Print all entries precisely as they are written.

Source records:
==============================

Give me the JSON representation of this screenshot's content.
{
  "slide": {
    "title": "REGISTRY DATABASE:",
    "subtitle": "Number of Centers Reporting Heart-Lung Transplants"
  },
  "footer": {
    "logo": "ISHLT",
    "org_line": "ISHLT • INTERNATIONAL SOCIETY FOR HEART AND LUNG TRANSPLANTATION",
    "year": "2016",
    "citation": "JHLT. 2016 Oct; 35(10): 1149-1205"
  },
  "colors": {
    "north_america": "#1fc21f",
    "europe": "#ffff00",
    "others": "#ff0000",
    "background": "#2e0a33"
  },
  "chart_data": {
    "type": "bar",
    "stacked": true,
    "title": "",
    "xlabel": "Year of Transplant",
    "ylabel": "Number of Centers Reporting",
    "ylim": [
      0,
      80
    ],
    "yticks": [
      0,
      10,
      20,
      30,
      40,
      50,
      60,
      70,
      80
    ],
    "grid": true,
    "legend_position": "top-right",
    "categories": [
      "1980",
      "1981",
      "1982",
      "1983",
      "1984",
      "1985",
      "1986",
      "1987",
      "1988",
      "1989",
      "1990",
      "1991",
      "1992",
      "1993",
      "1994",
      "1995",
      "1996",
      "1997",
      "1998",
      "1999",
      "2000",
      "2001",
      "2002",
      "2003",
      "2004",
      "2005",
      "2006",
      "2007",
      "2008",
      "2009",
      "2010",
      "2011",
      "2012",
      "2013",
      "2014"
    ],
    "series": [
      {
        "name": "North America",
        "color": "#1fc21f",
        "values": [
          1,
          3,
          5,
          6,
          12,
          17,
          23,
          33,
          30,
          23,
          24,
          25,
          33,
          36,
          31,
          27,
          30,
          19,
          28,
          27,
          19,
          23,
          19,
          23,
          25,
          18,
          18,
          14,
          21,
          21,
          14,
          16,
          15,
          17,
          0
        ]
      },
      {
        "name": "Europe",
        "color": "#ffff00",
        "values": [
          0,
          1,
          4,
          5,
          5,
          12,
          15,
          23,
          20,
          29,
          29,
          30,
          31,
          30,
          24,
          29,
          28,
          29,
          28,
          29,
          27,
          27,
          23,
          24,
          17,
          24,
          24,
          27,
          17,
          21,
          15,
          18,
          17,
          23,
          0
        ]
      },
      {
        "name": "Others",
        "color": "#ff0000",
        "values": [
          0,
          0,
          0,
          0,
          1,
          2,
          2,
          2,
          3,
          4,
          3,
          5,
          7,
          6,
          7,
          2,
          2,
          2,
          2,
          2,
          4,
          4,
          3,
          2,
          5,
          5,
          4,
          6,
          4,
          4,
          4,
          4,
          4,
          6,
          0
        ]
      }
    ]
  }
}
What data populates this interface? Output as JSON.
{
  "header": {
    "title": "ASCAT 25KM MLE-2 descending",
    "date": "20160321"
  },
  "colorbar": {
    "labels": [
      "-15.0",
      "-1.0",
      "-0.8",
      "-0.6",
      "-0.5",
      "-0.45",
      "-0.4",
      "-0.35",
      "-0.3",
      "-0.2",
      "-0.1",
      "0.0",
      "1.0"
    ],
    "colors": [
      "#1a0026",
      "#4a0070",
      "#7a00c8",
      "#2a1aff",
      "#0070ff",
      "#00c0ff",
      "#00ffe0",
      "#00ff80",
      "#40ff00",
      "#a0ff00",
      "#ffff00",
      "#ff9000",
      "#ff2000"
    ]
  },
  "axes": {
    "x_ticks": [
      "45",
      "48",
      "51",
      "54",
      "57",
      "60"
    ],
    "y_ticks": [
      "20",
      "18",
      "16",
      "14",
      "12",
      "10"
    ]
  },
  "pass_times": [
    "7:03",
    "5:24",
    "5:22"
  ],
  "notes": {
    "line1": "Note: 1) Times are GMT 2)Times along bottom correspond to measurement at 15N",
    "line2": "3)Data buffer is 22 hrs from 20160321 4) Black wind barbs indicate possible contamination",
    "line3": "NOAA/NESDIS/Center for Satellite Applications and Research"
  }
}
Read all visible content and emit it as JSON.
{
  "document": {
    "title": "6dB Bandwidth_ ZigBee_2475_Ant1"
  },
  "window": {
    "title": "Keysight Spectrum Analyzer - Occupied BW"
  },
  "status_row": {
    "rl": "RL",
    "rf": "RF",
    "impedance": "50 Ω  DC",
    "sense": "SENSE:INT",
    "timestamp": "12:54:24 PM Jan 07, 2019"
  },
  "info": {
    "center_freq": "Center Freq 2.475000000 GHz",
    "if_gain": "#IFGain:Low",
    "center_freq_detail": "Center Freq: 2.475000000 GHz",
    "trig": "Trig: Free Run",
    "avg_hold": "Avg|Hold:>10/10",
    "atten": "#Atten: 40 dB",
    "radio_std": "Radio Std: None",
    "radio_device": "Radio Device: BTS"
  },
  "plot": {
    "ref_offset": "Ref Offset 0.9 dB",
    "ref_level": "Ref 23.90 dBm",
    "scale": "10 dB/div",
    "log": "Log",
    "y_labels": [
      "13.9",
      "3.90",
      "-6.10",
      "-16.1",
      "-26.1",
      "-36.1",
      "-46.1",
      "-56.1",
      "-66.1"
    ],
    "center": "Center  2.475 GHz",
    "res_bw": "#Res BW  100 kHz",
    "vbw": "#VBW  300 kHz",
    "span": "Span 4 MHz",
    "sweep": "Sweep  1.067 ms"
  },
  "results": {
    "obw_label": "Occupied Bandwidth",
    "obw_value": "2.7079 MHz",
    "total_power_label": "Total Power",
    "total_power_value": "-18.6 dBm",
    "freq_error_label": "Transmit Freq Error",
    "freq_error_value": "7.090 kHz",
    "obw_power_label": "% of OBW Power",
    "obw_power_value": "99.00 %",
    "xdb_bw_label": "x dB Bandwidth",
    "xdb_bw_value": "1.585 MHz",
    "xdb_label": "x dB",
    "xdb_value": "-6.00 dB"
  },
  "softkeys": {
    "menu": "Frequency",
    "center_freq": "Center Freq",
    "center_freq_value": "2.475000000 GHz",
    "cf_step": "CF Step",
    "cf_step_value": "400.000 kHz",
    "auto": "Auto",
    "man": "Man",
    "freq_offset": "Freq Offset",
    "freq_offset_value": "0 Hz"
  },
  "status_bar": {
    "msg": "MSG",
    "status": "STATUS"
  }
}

==============================

RESULT FOR THIS TASK ->
Give me the JSON representation of this screenshot's content.
{
  "slide": {
    "title": "REGISTRY DATABASE:",
    "subtitle": "Number of Centers Reporting Heart-Lung Transplants"
  },
  "footer": {
    "logo": "ISHLT",
    "org_line": "ISHLT • INTERNATIONAL SOCIETY FOR HEART AND LUNG TRANSPLANTATION",
    "year": "2016",
    "citation": "JHLT. 2016 Oct; 35(10): 1149-1205"
  },
  "colors": {
    "north_america": "#1fc21f",
    "europe": "#ffff00",
    "others": "#ff0000",
    "background": "#2e0a33"
  },
  "chart_data": {
    "type": "bar",
    "stacked": true,
    "title": "",
    "xlabel": "Year of Transplant",
    "ylabel": "Number of Centers Reporting",
    "ylim": [
      0,
      80
    ],
    "yticks": [
      0,
      10,
      20,
      30,
      40,
      50,
      60,
      70,
      80
    ],
    "grid": true,
    "legend_position": "top-right",
    "categories": [
      "1980",
      "1981",
      "1982",
      "1983",
      "1984",
      "1985",
      "1986",
      "1987",
      "1988",
      "1989",
      "1990",
      "1991",
      "1992",
      "1993",
      "1994",
      "1995",
      "1996",
      "1997",
      "1998",
      "1999",
      "2000",
      "2001",
      "2002",
      "2003",
      "2004",
      "2005",
      "2006",
      "2007",
      "2008",
      "2009",
      "2010",
      "2011",
      "2012",
      "2013",
      "2014"
    ],
    "series": [
      {
        "name": "North America",
        "color": "#1fc21f",
        "values": [
          1,
          3,
          5,
          6,
          12,
          17,
          23,
          33,
          30,
          23,
          24,
          25,
          33,
          36,
          31,
          27,
          30,
          19,
          28,
          27,
          19,
          23,
          19,
          23,
          25,
          18,
          18,
          14,
          21,
          21,
          14,
          16,
          15,
          17,
          0
        ]
      },
      {
        "name": "Europe",
        "color": "#ffff00",
        "values": [
          0,
          1,
          4,
          5,
          5,
          12,
          15,
          23,
          20,
          29,
          29,
          30,
          31,
          30,
          24,
          29,
          28,
          29,
          28,
          29,
          27,
          27,
          23,
          24,
          17,
          24,
          24,
          27,
          17,
          21,
          15,
          18,
          17,
          23,
          0
        ]
      },
      {
        "name": "Others",
        "color": "#ff0000",
        "values": [
          0,
          0,
          0,
          0,
          1,
          2,
          2,
          2,
          3,
          4,
          3,
          5,
          7,
          6,
          7,
          2,
          2,
          2,
          2,
          2,
          4,
          4,
          3,
          2,
          5,
          5,
          4,
          6,
          4,
          4,
          4,
          4,
          4,
          6,
          0
        ]
      }
    ]
  }
}
What data populates this interface? Output as JSON.
{
  "header": {
    "title": "ASCAT 25KM MLE-2 descending",
    "date": "20160321"
  },
  "colorbar": {
    "labels": [
      "-15.0",
      "-1.0",
      "-0.8",
      "-0.6",
      "-0.5",
      "-0.45",
      "-0.4",
      "-0.35",
      "-0.3",
      "-0.2",
      "-0.1",
      "0.0",
      "1.0"
    ],
    "colors": [
      "#1a0026",
      "#4a0070",
      "#7a00c8",
      "#2a1aff",
      "#0070ff",
      "#00c0ff",
      "#00ffe0",
      "#00ff80",
      "#40ff00",
      "#a0ff00",
      "#ffff00",
      "#ff9000",
      "#ff2000"
    ]
  },
  "axes": {
    "x_ticks": [
      "45",
      "48",
      "51",
      "54",
      "57",
      "60"
    ],
    "y_ticks": [
      "20",
      "18",
      "16",
      "14",
      "12",
      "10"
    ]
  },
  "pass_times": [
    "7:03",
    "5:24",
    "5:22"
  ],
  "notes": {
    "line1": "Note: 1) Times are GMT 2)Times along bottom correspond to measurement at 15N",
    "line2": "3)Data buffer is 22 hrs from 20160321 4) Black wind barbs indicate possible contamination",
    "line3": "NOAA/NESDIS/Center for Satellite Applications and Research"
  }
}
Read all visible content and emit it as JSON.
{
  "document": {
    "title": "6dB Bandwidth_ ZigBee_2475_Ant1"
  },
  "window": {
    "title": "Keysight Spectrum Analyzer - Occupied BW"
  },
  "status_row": {
    "rl": "RL",
    "rf": "RF",
    "impedance": "50 Ω  DC",
    "sense": "SENSE:INT",
    "timestamp": "12:54:24 PM Jan 07, 2019"
  },
  "info": {
    "center_freq": "Center Freq 2.475000000 GHz",
    "if_gain": "#IFGain:Low",
    "center_freq_detail": "Center Freq: 2.475000000 GHz",
    "trig": "Trig: Free Run",
    "avg_hold": "Avg|Hold:>10/10",
    "atten": "#Atten: 40 dB",
    "radio_std": "Radio Std: None",
    "radio_device": "Radio Device: BTS"
  },
  "plot": {
    "ref_offset": "Ref Offset 0.9 dB",
    "ref_level": "Ref 23.90 dBm",
    "scale": "10 dB/div",
    "log": "Log",
    "y_labels": [
      "13.9",
      "3.90",
      "-6.10",
      "-16.1",
      "-26.1",
      "-36.1",
      "-46.1",
      "-56.1",
      "-66.1"
    ],
    "center": "Center  2.475 GHz",
    "res_bw": "#Res BW  100 kHz",
    "vbw": "#VBW  300 kHz",
    "span": "Span 4 MHz",
    "sweep": "Sweep  1.067 ms"
  },
  "results": {
    "obw_label": "Occupied Bandwidth",
    "obw_value": "2.7079 MHz",
    "total_power_label": "Total Power",
    "total_power_value": "-18.6 dBm",
    "freq_error_label": "Transmit Freq Error",
    "freq_error_value": "7.090 kHz",
    "obw_power_label": "% of OBW Power",
    "obw_power_value": "99.00 %",
    "xdb_bw_label": "x dB Bandwidth",
    "xdb_bw_value": "1.585 MHz",
    "xdb_label": "x dB",
    "xdb_value": "-6.00 dB"
  },
  "softkeys": {
    "menu": "Frequency",
    "center_freq": "Center Freq",
    "center_freq_value": "2.475000000 GHz",
    "cf_step": "CF Step",
    "cf_step_value": "400.000 kHz",
    "auto": "Auto",
    "man": "Man",
    "freq_offset": "Freq Offset",
    "freq_offset_value": "0 Hz"
  },
  "status_bar": {
    "msg": "MSG",
    "status": "STATUS"
  }
}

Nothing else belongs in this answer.